** start Records shown **

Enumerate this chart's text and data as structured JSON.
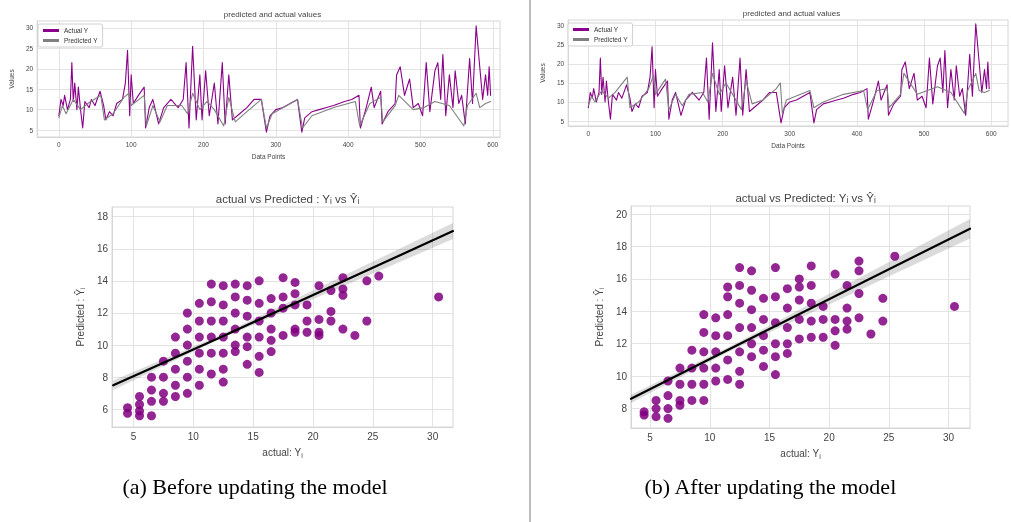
{
  "chart_data": [
    {
      "type": "line",
      "title": "predicted and actual values",
      "xlabel": "Data Points",
      "ylabel": "Values",
      "xlim": [
        -30,
        610
      ],
      "xticks": [
        0,
        100,
        200,
        300,
        400,
        500,
        600
      ],
      "ylim": [
        3.3,
        31.7
      ],
      "yticks": [
        5,
        10,
        15,
        20,
        25,
        30
      ],
      "grid": true,
      "legend": "top left",
      "marker": "none",
      "line_style": "solid",
      "series": [
        {
          "name": "Actual Y",
          "color": "#8b008b",
          "x": [
            0,
            3,
            6,
            8,
            12,
            16,
            18,
            20,
            22,
            25,
            27,
            30,
            33,
            36,
            42,
            45,
            50,
            57,
            62,
            65,
            70,
            75,
            80,
            88,
            92,
            95,
            98,
            100,
            103,
            110,
            118,
            120,
            125,
            130,
            138,
            145,
            155,
            165,
            172,
            176,
            180,
            185,
            190,
            195,
            198,
            203,
            208,
            215,
            220,
            226,
            230,
            235,
            240,
            250,
            260,
            270,
            280,
            287,
            292,
            300,
            310,
            320,
            330,
            336,
            340,
            350,
            360,
            370,
            380,
            395,
            405,
            415,
            417,
            425,
            432,
            436,
            445,
            447,
            455,
            465,
            467,
            472,
            478,
            485,
            490,
            497,
            503,
            508,
            513,
            520,
            524,
            528,
            531,
            535,
            540,
            545,
            548,
            553,
            557,
            562,
            568,
            572,
            577,
            582,
            586,
            590,
            593,
            595,
            597
          ],
          "values": [
            8.5,
            12.5,
            11,
            13.5,
            10,
            12.5,
            21.5,
            12,
            16.5,
            10,
            15.5,
            10,
            5.5,
            12,
            10.5,
            12.5,
            11,
            14.5,
            11,
            7.5,
            9.5,
            8.5,
            11.5,
            12.5,
            16.5,
            24.5,
            8.5,
            18.5,
            11.5,
            13.5,
            15.5,
            5.5,
            10.5,
            12.5,
            6.5,
            10.5,
            12.5,
            10.5,
            12.5,
            21.5,
            5.5,
            25.5,
            7.5,
            18.5,
            7.5,
            19.5,
            8.5,
            16.5,
            6.5,
            21.5,
            6.5,
            18.5,
            7.5,
            9,
            10.5,
            12.5,
            12.5,
            4.5,
            8.5,
            10,
            10.5,
            11.5,
            12.5,
            4.5,
            8,
            9.5,
            10,
            10.5,
            11,
            12,
            12.5,
            13.5,
            5.5,
            10.5,
            15.5,
            10.5,
            14.5,
            6.5,
            9.5,
            11.5,
            18.5,
            20.5,
            13.5,
            17.5,
            10.5,
            11.5,
            8.5,
            21.5,
            9.5,
            19.5,
            21.5,
            12.5,
            23.5,
            8.5,
            18.5,
            10.5,
            19.5,
            11.5,
            13.5,
            6.5,
            22.5,
            11.5,
            30.5,
            20.5,
            12.5,
            18.5,
            13.5,
            20.5,
            13.5
          ]
        },
        {
          "name": "Predicted Y",
          "color": "#808080",
          "x": [
            0,
            5,
            10,
            20,
            30,
            40,
            58,
            63,
            75,
            90,
            97,
            100,
            118,
            121,
            130,
            140,
            150,
            170,
            178,
            185,
            195,
            205,
            215,
            228,
            235,
            244,
            260,
            280,
            287,
            295,
            330,
            337,
            350,
            380,
            410,
            416,
            430,
            445,
            448,
            465,
            470,
            490,
            505,
            520,
            540,
            560,
            565,
            577,
            582,
            590,
            597
          ],
          "values": [
            8,
            11,
            9,
            12.5,
            10,
            11.5,
            13.5,
            7.5,
            9,
            13,
            14,
            11,
            13.5,
            6,
            11,
            7,
            11,
            11,
            9,
            14,
            10,
            12,
            10,
            6,
            13,
            7,
            9.5,
            12.5,
            5.5,
            9,
            12.5,
            5.5,
            8.5,
            10.5,
            12,
            6,
            11.5,
            13,
            7,
            11,
            13.5,
            10,
            10.5,
            12,
            11,
            6,
            11,
            14,
            10.5,
            11.5,
            12
          ]
        }
      ]
    },
    {
      "type": "line",
      "title": "predicted and actual values",
      "xlabel": "Data Points",
      "ylabel": "Values",
      "xlim": [
        -30,
        625
      ],
      "xticks": [
        0,
        100,
        200,
        300,
        400,
        500,
        600
      ],
      "ylim": [
        3.7,
        31.5
      ],
      "yticks": [
        5,
        10,
        15,
        20,
        25,
        30
      ],
      "grid": true,
      "legend": "top left",
      "marker": "none",
      "line_style": "solid",
      "series": [
        {
          "name": "Actual Y",
          "color": "#8b008b",
          "x": [
            0,
            3,
            6,
            8,
            12,
            16,
            18,
            20,
            22,
            25,
            27,
            30,
            33,
            36,
            42,
            45,
            50,
            57,
            62,
            65,
            70,
            75,
            80,
            88,
            92,
            95,
            98,
            100,
            103,
            110,
            118,
            120,
            125,
            130,
            138,
            145,
            155,
            165,
            172,
            176,
            180,
            185,
            190,
            195,
            198,
            203,
            208,
            215,
            220,
            226,
            230,
            235,
            240,
            250,
            260,
            270,
            280,
            287,
            292,
            300,
            310,
            320,
            330,
            336,
            340,
            350,
            360,
            370,
            380,
            395,
            405,
            415,
            417,
            425,
            432,
            436,
            445,
            447,
            455,
            465,
            467,
            472,
            478,
            485,
            490,
            497,
            503,
            508,
            513,
            520,
            524,
            528,
            531,
            535,
            540,
            545,
            548,
            553,
            557,
            562,
            568,
            572,
            577,
            582,
            586,
            590,
            593,
            595,
            597
          ],
          "values": [
            8.5,
            12.5,
            11,
            13.5,
            10,
            12.5,
            21.5,
            12,
            16.5,
            10,
            15.5,
            10,
            5.5,
            12,
            10.5,
            12.5,
            11,
            14.5,
            11,
            7.5,
            9.5,
            8.5,
            11.5,
            12.5,
            16.5,
            24.5,
            8.5,
            18.5,
            11.5,
            13.5,
            15.5,
            5.5,
            10.5,
            12.5,
            6.5,
            10.5,
            12.5,
            10.5,
            12.5,
            21.5,
            5.5,
            25.5,
            7.5,
            18.5,
            7.5,
            19.5,
            8.5,
            16.5,
            6.5,
            21.5,
            6.5,
            18.5,
            7.5,
            9,
            10.5,
            12.5,
            12.5,
            4.5,
            8.5,
            10,
            10.5,
            11.5,
            12.5,
            4.5,
            8,
            9.5,
            10,
            10.5,
            11,
            12,
            12.5,
            13.5,
            5.5,
            10.5,
            15.5,
            10.5,
            14.5,
            6.5,
            9.5,
            11.5,
            18.5,
            20.5,
            13.5,
            17.5,
            10.5,
            11.5,
            8.5,
            21.5,
            9.5,
            19.5,
            21.5,
            12.5,
            23.5,
            8.5,
            18.5,
            10.5,
            19.5,
            11.5,
            13.5,
            6.5,
            22.5,
            11.5,
            30.5,
            20.5,
            12.5,
            18.5,
            13.5,
            20.5,
            13.5
          ]
        },
        {
          "name": "Predicted Y",
          "color": "#808080",
          "x": [
            0,
            5,
            10,
            20,
            30,
            40,
            58,
            62,
            75,
            90,
            97,
            100,
            115,
            120,
            130,
            140,
            150,
            170,
            178,
            185,
            195,
            205,
            215,
            228,
            235,
            244,
            260,
            280,
            286,
            289,
            295,
            330,
            336,
            350,
            380,
            410,
            416,
            430,
            445,
            448,
            465,
            470,
            490,
            505,
            520,
            540,
            560,
            565,
            577,
            582,
            590,
            597
          ],
          "values": [
            9,
            11.5,
            10,
            13,
            11,
            12.5,
            16.5,
            8.5,
            10,
            13.5,
            17,
            12,
            16,
            8,
            12,
            9,
            12,
            12.5,
            10,
            17.5,
            12,
            15,
            12,
            8,
            15.5,
            9.5,
            10.5,
            13.5,
            15,
            7,
            10.5,
            13,
            8.5,
            10,
            12,
            13,
            8,
            13,
            13.5,
            8.5,
            12,
            17.5,
            12,
            13,
            14,
            12.5,
            7,
            13,
            17.5,
            13,
            12.5,
            13
          ]
        }
      ]
    },
    {
      "type": "scatter",
      "title": "actual vs Predicted : Y$_{i}$ vs Ŷ$_{i}$",
      "xlabel": "actual: Y$_{i}$",
      "ylabel": "Predicted : Ŷ$_{i}$",
      "xlim": [
        3.2,
        31.7
      ],
      "xticks": [
        5,
        10,
        15,
        20,
        25,
        30
      ],
      "ylim": [
        4.9,
        18.6
      ],
      "yticks": [
        6,
        8,
        10,
        12,
        14,
        16,
        18
      ],
      "grid": true,
      "marker": "circle",
      "annotations": [
        "(a) Before updating the model"
      ],
      "series": [
        {
          "color": "#800080",
          "x": [
            4.5,
            4.5,
            5.5,
            5.5,
            5.5,
            5.5,
            6.5,
            6.5,
            6.5,
            6.5,
            7.5,
            7.5,
            7.5,
            7.5,
            8.5,
            8.5,
            8.5,
            8.5,
            8.5,
            9.5,
            9.5,
            9.5,
            9.5,
            9.5,
            9.5,
            10.5,
            10.5,
            10.5,
            10.5,
            10.5,
            10.5,
            11.5,
            11.5,
            11.5,
            11.5,
            11.5,
            11.5,
            12.5,
            12.5,
            12.5,
            12.5,
            12.5,
            12.5,
            12.5,
            13.5,
            13.5,
            13.5,
            13.5,
            13.5,
            13.5,
            14.5,
            14.5,
            14.5,
            14.5,
            14.5,
            14.5,
            15.5,
            15.5,
            15.5,
            15.5,
            15.5,
            15.5,
            16.5,
            16.5,
            16.5,
            16.5,
            16.5,
            17.5,
            17.5,
            17.5,
            17.5,
            18.5,
            18.5,
            18.5,
            18.5,
            18.5,
            19.5,
            19.5,
            19.5,
            20.5,
            20.5,
            20.5,
            20.5,
            21.5,
            21.5,
            21.5,
            22.5,
            22.5,
            22.5,
            22.5,
            23.5,
            24.5,
            24.5,
            25.5,
            30.5
          ],
          "values": [
            6.1,
            5.75,
            6.8,
            6.3,
            5.9,
            5.6,
            8.0,
            7.2,
            6.5,
            5.6,
            9.0,
            8.0,
            7.0,
            6.5,
            10.5,
            9.5,
            8.5,
            7.5,
            6.8,
            12.0,
            11.0,
            10.0,
            9.0,
            8.0,
            7.0,
            12.6,
            11.5,
            10.5,
            9.5,
            8.5,
            7.5,
            13.8,
            12.7,
            11.5,
            10.5,
            9.5,
            8.2,
            13.7,
            12.5,
            11.5,
            10.5,
            9.5,
            8.5,
            7.7,
            13.8,
            13.0,
            12.0,
            11.0,
            10.0,
            9.6,
            13.7,
            12.8,
            11.8,
            10.5,
            9.9,
            8.8,
            14.0,
            12.6,
            11.5,
            10.5,
            9.3,
            8.3,
            12.9,
            12.0,
            11.0,
            10.3,
            9.6,
            14.2,
            13.0,
            12.3,
            10.6,
            13.9,
            13.2,
            12.5,
            11.0,
            10.8,
            12.5,
            11.5,
            10.8,
            13.7,
            11.6,
            10.8,
            10.6,
            13.4,
            12.1,
            11.5,
            14.2,
            13.5,
            13.1,
            11.0,
            10.6,
            14.0,
            11.5,
            14.3,
            13.0
          ]
        },
        {
          "type": "line",
          "marker": "none",
          "color": "#000000",
          "x": [
            3.3,
            12,
            31.7
          ],
          "values": [
            7.5,
            10.4,
            17.1
          ],
          "lower": [
            7.2,
            10.3,
            16.6
          ],
          "upper": [
            7.8,
            10.55,
            17.6
          ]
        }
      ]
    },
    {
      "type": "scatter",
      "title": "actual vs Predicted: Y$_{i}$ vs Ŷ$_{i}$",
      "xlabel": "actual: Y$_{i}$",
      "ylabel": "Predicted : Ŷ$_{i}$",
      "xlim": [
        3.4,
        31.8
      ],
      "xticks": [
        5,
        10,
        15,
        20,
        25,
        30
      ],
      "ylim": [
        6.8,
        20.5
      ],
      "yticks": [
        8,
        10,
        12,
        14,
        16,
        18,
        20
      ],
      "grid": true,
      "marker": "circle",
      "annotations": [
        "(b) After updating the model"
      ],
      "series": [
        {
          "color": "#800080",
          "x": [
            4.5,
            4.5,
            5.5,
            5.5,
            5.5,
            6.5,
            6.5,
            6.5,
            6.5,
            7.5,
            7.5,
            7.5,
            7.5,
            8.5,
            8.5,
            8.5,
            8.5,
            9.5,
            9.5,
            9.5,
            9.5,
            9.5,
            9.5,
            10.5,
            10.5,
            10.5,
            10.5,
            10.5,
            11.5,
            11.5,
            11.5,
            11.5,
            11.5,
            11.5,
            12.5,
            12.5,
            12.5,
            12.5,
            12.5,
            12.5,
            12.5,
            13.5,
            13.5,
            13.5,
            13.5,
            13.5,
            13.5,
            14.5,
            14.5,
            14.5,
            14.5,
            14.5,
            15.5,
            15.5,
            15.5,
            15.5,
            15.5,
            15.5,
            16.5,
            16.5,
            16.5,
            16.5,
            16.5,
            17.5,
            17.5,
            17.5,
            17.5,
            17.5,
            18.5,
            18.5,
            18.5,
            18.5,
            18.5,
            19.5,
            19.5,
            19.5,
            20.5,
            20.5,
            20.5,
            20.5,
            21.5,
            21.5,
            21.5,
            21.5,
            22.5,
            22.5,
            22.5,
            22.5,
            23.5,
            24.5,
            24.5,
            25.5,
            30.5
          ],
          "values": [
            7.8,
            7.6,
            8.5,
            8.0,
            7.5,
            9.7,
            8.8,
            8.0,
            7.4,
            10.5,
            9.5,
            8.5,
            8.2,
            11.6,
            10.5,
            9.5,
            8.5,
            13.8,
            12.7,
            11.5,
            10.5,
            9.5,
            8.5,
            13.6,
            12.5,
            11.5,
            10.5,
            9.7,
            15.5,
            14.9,
            13.8,
            12.5,
            11.0,
            9.8,
            16.7,
            15.6,
            14.5,
            13.0,
            11.5,
            10.3,
            9.5,
            16.5,
            15.3,
            14.1,
            13.0,
            12.0,
            11.2,
            14.8,
            13.5,
            12.5,
            11.6,
            10.6,
            16.7,
            14.9,
            13.3,
            12.0,
            11.2,
            10.1,
            15.4,
            14.2,
            13.0,
            12.0,
            11.4,
            16.0,
            15.5,
            14.7,
            13.5,
            12.3,
            16.8,
            15.6,
            14.5,
            13.4,
            12.4,
            14.3,
            13.5,
            12.4,
            16.3,
            13.5,
            12.8,
            11.9,
            15.6,
            14.2,
            13.4,
            12.9,
            17.1,
            16.5,
            15.1,
            13.6,
            12.6,
            14.8,
            13.4,
            17.4,
            14.3
          ]
        },
        {
          "type": "line",
          "marker": "none",
          "color": "#000000",
          "x": [
            3.4,
            12,
            31.8
          ],
          "values": [
            8.6,
            11.8,
            19.1
          ],
          "lower": [
            8.35,
            11.65,
            18.5
          ],
          "upper": [
            8.85,
            11.95,
            19.7
          ]
        }
      ]
    }
  ]
}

** end Records shown **

What to work on: Select from the material above each line in which the string "updating" appears, and list those lines.

Exercise answer:
        "(a) Before updating the model"
        "(b) After updating the model"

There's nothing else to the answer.